:: EXERCISE ::
Filter the listing below, copying every line in which the word "type" appears.

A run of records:
━━━━━━━━

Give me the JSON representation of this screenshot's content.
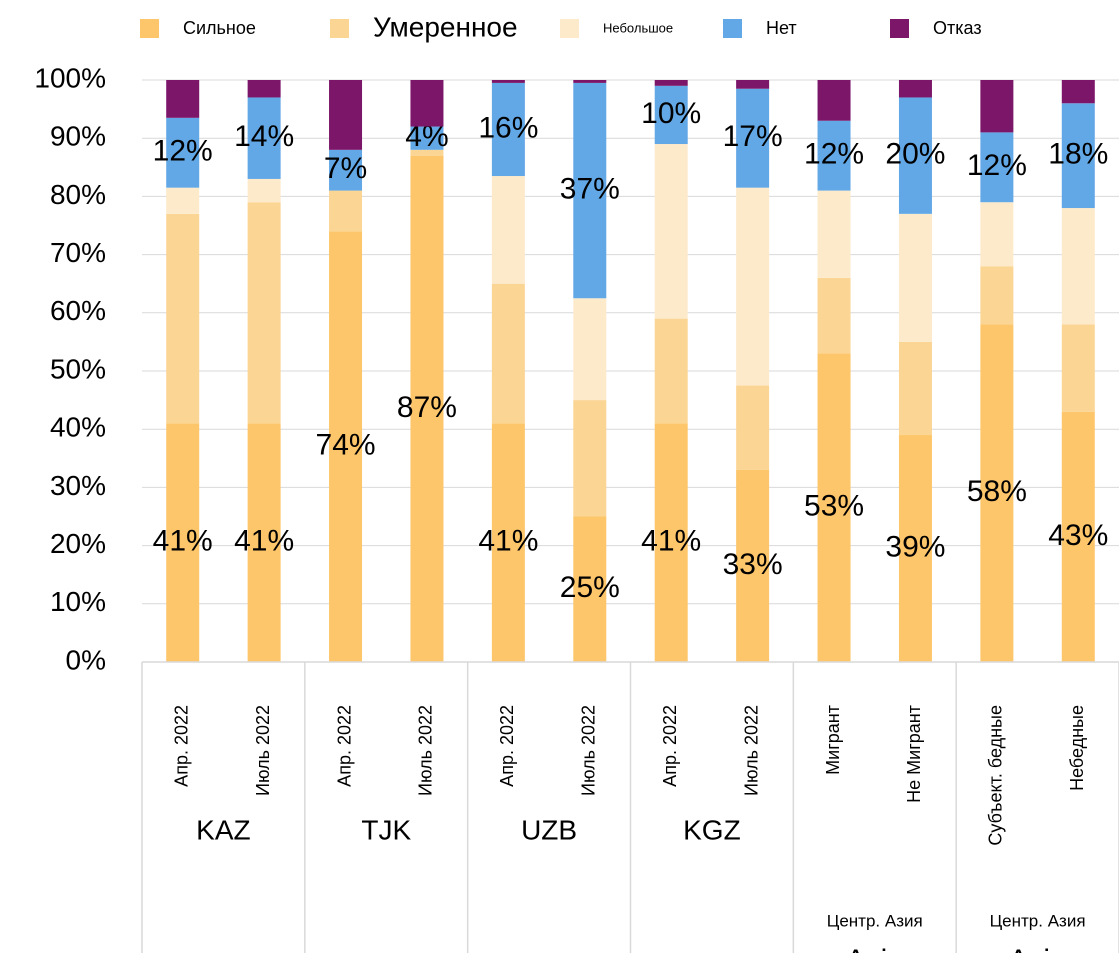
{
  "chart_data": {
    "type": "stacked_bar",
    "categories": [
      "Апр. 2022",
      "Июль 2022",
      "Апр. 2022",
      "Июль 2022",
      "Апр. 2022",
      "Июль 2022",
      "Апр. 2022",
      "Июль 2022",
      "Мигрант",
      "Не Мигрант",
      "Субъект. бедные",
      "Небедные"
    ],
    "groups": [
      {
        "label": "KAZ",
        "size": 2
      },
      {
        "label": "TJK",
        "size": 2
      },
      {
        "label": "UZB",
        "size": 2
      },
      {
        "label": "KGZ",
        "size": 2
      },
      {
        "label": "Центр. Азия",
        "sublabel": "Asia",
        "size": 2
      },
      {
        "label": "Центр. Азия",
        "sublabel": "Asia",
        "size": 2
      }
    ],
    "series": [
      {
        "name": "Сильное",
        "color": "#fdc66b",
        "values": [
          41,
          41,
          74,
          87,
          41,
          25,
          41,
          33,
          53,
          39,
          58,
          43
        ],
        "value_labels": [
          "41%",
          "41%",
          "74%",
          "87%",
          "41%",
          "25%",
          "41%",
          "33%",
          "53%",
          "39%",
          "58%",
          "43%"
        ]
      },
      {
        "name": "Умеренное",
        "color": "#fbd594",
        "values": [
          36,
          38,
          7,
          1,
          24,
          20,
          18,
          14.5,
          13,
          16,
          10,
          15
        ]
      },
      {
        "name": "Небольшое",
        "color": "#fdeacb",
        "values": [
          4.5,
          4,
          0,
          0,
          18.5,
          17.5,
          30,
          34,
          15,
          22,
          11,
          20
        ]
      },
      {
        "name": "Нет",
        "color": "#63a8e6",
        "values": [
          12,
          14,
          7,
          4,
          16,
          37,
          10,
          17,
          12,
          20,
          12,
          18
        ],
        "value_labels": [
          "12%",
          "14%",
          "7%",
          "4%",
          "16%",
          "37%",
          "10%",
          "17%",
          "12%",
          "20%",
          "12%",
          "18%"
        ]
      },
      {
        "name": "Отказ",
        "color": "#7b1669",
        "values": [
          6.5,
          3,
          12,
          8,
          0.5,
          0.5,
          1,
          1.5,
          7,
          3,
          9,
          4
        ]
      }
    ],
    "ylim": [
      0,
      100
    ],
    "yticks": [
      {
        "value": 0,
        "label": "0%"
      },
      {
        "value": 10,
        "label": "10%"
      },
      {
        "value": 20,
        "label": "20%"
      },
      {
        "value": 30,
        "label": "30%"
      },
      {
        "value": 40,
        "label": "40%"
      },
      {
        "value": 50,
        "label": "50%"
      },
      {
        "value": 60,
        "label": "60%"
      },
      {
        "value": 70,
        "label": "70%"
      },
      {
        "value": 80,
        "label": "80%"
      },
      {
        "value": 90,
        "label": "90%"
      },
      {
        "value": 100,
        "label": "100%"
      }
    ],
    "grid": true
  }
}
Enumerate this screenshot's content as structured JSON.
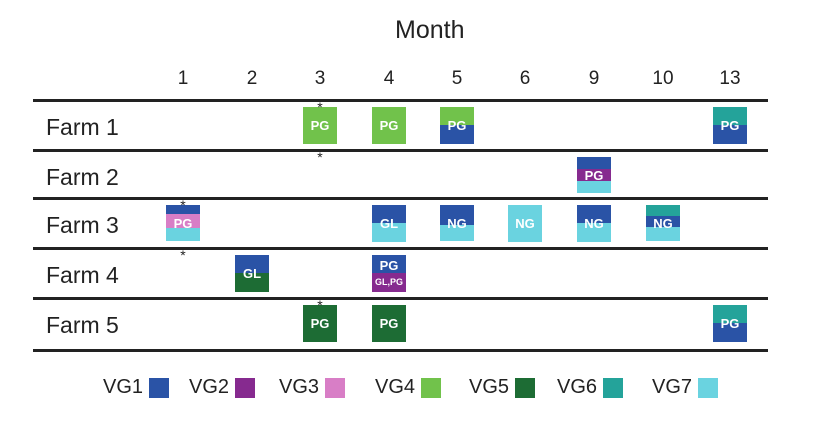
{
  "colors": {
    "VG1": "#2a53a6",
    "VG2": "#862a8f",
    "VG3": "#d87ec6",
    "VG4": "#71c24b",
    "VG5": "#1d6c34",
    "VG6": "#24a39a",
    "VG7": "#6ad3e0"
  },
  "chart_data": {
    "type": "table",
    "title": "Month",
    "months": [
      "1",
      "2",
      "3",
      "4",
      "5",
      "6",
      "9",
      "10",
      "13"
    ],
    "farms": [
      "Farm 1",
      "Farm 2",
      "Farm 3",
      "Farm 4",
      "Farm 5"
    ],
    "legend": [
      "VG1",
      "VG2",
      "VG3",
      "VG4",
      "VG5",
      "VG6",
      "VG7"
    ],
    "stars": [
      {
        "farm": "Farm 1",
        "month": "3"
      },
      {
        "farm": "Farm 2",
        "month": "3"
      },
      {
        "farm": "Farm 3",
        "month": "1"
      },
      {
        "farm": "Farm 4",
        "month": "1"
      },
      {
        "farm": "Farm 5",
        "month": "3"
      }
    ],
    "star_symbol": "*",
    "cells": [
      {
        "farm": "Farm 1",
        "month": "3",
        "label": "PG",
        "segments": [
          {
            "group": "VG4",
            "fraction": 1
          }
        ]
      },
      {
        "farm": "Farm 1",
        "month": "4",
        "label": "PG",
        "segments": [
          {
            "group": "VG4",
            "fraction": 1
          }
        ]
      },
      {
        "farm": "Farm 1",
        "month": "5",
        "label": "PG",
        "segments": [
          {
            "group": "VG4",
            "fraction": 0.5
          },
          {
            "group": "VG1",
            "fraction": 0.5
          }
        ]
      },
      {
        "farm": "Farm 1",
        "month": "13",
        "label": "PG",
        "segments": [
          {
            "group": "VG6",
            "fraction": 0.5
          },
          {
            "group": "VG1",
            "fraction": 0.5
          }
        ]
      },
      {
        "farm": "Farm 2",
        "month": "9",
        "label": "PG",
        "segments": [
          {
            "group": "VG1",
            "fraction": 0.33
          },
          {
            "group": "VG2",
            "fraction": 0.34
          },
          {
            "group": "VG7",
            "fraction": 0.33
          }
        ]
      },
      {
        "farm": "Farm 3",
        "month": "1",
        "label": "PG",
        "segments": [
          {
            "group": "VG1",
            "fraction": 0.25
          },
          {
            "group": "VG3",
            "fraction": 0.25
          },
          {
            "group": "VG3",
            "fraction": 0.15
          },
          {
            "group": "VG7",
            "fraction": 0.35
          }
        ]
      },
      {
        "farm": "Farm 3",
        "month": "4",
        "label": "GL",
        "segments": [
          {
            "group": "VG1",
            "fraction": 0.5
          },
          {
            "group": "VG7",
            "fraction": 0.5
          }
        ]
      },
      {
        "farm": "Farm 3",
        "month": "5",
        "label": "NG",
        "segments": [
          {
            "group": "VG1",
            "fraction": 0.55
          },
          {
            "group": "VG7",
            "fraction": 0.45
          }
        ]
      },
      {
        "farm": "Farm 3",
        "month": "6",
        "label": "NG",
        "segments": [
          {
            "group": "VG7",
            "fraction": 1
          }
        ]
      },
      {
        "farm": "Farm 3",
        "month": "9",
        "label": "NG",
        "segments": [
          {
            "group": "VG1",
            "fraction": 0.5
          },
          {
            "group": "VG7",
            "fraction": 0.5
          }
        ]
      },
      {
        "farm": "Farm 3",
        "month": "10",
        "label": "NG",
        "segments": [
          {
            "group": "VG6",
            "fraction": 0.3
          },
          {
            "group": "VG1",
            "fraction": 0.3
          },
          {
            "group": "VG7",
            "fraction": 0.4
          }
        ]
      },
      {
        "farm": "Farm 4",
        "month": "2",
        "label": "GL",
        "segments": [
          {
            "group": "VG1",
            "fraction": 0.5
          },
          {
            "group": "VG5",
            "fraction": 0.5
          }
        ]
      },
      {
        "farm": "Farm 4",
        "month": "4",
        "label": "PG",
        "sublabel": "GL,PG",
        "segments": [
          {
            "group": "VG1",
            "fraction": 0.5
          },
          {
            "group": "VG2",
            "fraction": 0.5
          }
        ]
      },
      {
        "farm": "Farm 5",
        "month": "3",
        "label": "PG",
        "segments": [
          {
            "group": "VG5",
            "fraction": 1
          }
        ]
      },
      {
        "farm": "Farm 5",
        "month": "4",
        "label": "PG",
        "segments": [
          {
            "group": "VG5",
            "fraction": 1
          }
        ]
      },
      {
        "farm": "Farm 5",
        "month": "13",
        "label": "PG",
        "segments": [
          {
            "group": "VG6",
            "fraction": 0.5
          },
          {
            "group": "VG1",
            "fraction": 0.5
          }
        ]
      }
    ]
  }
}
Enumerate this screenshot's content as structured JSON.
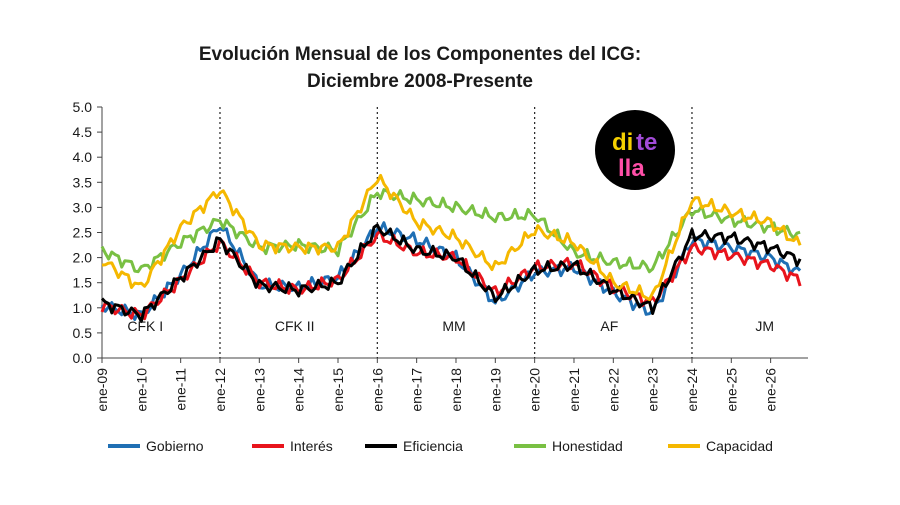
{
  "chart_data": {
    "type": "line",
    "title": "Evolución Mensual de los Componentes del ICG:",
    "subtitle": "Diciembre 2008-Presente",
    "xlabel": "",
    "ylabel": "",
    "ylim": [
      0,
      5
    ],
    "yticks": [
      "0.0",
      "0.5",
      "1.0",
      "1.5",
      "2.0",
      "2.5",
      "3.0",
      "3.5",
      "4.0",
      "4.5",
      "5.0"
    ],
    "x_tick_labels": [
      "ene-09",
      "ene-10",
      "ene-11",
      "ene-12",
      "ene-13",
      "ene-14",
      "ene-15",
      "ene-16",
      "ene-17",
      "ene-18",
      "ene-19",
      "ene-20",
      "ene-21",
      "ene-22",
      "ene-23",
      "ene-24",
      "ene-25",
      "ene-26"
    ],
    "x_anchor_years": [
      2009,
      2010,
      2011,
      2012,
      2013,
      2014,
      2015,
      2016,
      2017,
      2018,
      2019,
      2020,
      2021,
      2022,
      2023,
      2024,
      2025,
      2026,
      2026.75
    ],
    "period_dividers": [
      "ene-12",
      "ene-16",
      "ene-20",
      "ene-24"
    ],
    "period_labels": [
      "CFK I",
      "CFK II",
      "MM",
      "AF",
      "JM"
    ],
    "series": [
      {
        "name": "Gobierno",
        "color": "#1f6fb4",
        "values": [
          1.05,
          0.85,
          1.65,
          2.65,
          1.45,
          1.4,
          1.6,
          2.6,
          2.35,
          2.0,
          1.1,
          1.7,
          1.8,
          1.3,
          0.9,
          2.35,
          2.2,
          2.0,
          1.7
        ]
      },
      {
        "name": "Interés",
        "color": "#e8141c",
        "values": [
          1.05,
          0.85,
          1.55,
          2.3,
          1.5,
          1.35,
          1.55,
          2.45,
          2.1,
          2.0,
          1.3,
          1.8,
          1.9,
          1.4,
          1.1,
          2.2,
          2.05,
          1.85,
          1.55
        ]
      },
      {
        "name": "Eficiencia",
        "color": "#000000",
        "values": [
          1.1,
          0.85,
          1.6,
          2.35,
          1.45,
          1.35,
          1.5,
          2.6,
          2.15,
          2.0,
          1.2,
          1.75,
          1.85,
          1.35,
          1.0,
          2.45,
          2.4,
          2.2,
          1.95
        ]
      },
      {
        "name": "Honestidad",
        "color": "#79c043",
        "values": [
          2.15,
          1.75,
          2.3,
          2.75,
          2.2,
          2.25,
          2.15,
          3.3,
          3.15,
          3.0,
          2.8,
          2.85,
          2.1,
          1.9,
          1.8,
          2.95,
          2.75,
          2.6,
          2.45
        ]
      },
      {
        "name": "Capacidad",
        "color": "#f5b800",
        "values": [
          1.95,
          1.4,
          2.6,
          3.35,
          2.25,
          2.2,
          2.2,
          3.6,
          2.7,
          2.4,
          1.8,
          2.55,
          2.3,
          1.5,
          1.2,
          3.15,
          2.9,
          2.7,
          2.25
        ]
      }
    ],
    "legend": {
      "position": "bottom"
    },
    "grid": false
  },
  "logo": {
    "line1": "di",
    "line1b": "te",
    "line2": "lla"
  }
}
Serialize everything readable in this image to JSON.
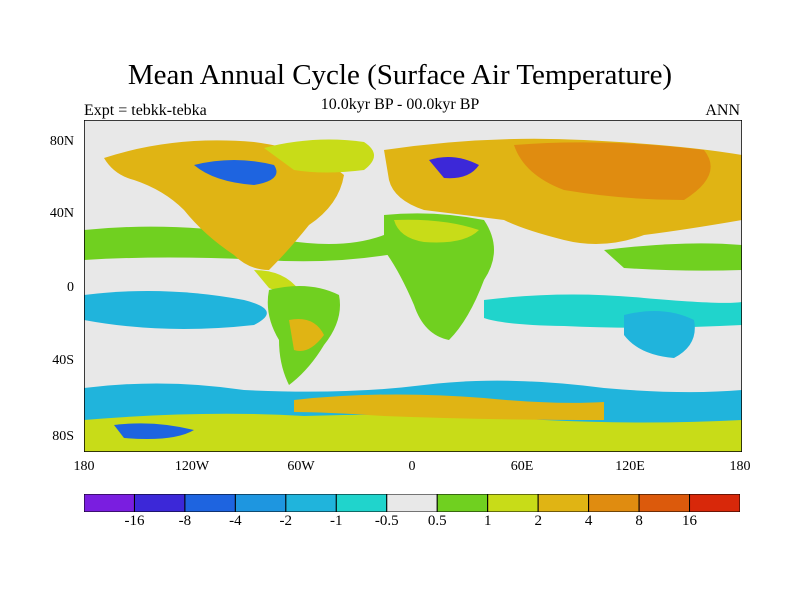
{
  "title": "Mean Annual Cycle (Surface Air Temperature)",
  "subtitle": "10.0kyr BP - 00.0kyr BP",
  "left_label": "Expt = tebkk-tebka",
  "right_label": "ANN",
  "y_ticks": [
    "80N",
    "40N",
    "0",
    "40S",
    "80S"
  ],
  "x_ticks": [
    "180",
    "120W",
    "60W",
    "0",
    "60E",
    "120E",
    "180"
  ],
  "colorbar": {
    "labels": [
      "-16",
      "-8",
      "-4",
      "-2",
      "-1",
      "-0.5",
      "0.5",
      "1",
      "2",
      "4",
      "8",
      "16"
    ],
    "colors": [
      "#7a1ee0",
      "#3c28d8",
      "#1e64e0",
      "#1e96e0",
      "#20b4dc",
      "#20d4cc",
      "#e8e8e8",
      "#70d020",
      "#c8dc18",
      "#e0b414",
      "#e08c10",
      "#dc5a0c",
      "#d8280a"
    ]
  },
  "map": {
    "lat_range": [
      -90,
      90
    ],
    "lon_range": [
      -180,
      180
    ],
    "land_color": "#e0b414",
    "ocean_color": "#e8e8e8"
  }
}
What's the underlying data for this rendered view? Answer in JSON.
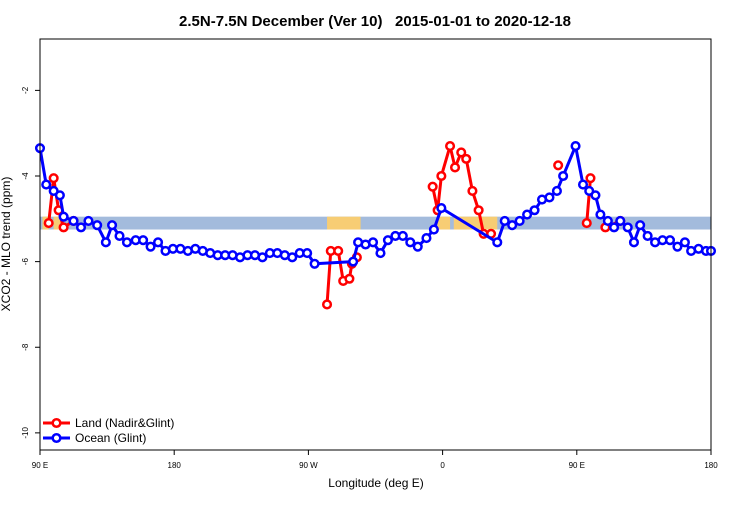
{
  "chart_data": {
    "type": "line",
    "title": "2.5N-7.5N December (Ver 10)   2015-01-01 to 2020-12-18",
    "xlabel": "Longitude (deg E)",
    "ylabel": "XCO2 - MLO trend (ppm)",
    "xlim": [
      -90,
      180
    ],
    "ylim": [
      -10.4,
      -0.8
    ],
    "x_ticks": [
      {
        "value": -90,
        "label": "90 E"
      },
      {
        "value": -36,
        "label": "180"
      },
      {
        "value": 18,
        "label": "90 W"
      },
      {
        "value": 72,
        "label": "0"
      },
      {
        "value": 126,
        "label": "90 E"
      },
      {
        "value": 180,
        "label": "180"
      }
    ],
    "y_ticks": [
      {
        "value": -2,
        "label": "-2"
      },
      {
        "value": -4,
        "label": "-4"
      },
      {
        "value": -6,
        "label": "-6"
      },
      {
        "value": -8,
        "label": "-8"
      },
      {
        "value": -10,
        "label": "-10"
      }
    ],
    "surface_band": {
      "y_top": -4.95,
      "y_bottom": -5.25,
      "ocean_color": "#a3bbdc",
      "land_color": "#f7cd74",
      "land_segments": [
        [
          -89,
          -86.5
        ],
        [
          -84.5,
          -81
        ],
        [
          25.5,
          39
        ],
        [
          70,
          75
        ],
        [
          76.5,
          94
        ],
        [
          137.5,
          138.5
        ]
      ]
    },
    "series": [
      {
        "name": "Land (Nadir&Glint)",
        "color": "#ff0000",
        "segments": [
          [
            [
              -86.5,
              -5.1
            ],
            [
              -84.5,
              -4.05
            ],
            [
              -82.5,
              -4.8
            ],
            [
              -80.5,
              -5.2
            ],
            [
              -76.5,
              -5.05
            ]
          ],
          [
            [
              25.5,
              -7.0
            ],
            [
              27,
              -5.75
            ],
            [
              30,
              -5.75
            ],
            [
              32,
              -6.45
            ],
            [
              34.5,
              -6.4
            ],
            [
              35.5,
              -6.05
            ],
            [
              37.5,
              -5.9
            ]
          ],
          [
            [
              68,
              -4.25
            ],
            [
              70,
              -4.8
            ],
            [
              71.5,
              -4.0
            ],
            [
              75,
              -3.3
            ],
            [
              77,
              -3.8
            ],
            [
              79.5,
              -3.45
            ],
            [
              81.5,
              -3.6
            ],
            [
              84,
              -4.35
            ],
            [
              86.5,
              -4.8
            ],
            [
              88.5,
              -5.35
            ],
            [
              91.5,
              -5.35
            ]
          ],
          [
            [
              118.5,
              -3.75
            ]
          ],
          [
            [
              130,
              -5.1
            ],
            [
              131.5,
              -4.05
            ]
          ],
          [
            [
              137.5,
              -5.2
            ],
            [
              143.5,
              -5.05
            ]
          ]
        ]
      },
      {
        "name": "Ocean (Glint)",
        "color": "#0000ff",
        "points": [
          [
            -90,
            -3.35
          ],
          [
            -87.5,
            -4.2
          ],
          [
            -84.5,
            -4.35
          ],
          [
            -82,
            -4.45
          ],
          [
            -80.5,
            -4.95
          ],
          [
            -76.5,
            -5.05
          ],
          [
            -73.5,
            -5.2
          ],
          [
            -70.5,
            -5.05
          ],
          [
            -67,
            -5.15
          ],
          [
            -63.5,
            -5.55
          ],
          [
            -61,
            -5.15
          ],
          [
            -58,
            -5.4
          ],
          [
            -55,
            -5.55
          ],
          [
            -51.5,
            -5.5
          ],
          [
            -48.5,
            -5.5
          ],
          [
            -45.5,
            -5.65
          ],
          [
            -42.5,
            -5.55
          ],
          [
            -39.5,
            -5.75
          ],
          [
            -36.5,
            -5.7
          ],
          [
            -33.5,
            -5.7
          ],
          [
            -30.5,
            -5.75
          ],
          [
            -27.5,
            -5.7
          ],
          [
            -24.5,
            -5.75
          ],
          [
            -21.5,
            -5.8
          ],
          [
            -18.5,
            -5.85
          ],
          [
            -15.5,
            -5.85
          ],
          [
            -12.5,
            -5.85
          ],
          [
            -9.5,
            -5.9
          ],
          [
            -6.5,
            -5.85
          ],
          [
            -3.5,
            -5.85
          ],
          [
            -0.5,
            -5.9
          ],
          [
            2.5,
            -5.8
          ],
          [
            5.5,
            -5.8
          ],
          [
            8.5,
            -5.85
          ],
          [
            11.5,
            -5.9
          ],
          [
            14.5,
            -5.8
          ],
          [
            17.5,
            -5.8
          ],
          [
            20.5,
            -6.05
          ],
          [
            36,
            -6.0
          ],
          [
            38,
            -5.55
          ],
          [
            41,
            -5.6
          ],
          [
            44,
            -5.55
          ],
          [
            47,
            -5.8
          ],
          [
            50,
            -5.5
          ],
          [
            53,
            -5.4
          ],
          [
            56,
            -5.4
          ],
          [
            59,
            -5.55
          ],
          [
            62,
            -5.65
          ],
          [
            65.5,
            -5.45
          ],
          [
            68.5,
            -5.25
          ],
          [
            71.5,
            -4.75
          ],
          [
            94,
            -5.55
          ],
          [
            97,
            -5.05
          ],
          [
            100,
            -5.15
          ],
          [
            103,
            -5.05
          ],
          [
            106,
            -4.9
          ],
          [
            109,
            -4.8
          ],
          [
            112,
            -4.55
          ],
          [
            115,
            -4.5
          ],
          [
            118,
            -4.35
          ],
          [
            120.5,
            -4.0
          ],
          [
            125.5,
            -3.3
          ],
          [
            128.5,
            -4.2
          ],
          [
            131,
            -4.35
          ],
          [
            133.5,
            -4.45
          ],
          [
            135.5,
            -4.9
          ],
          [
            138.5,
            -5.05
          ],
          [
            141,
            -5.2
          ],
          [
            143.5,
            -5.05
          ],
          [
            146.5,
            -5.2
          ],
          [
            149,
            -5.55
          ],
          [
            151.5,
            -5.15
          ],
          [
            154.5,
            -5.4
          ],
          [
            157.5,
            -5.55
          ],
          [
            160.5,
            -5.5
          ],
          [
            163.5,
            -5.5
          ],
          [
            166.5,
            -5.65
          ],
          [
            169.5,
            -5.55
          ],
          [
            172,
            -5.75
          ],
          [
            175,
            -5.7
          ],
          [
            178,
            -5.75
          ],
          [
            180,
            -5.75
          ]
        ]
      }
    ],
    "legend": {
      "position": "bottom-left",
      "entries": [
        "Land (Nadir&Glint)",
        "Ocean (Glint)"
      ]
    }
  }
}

━━━━━━━━

:: FINAL RESULT ::
    "type": "stacked_bar",
    "type": "table",
    "type": "line",
    "type": "line",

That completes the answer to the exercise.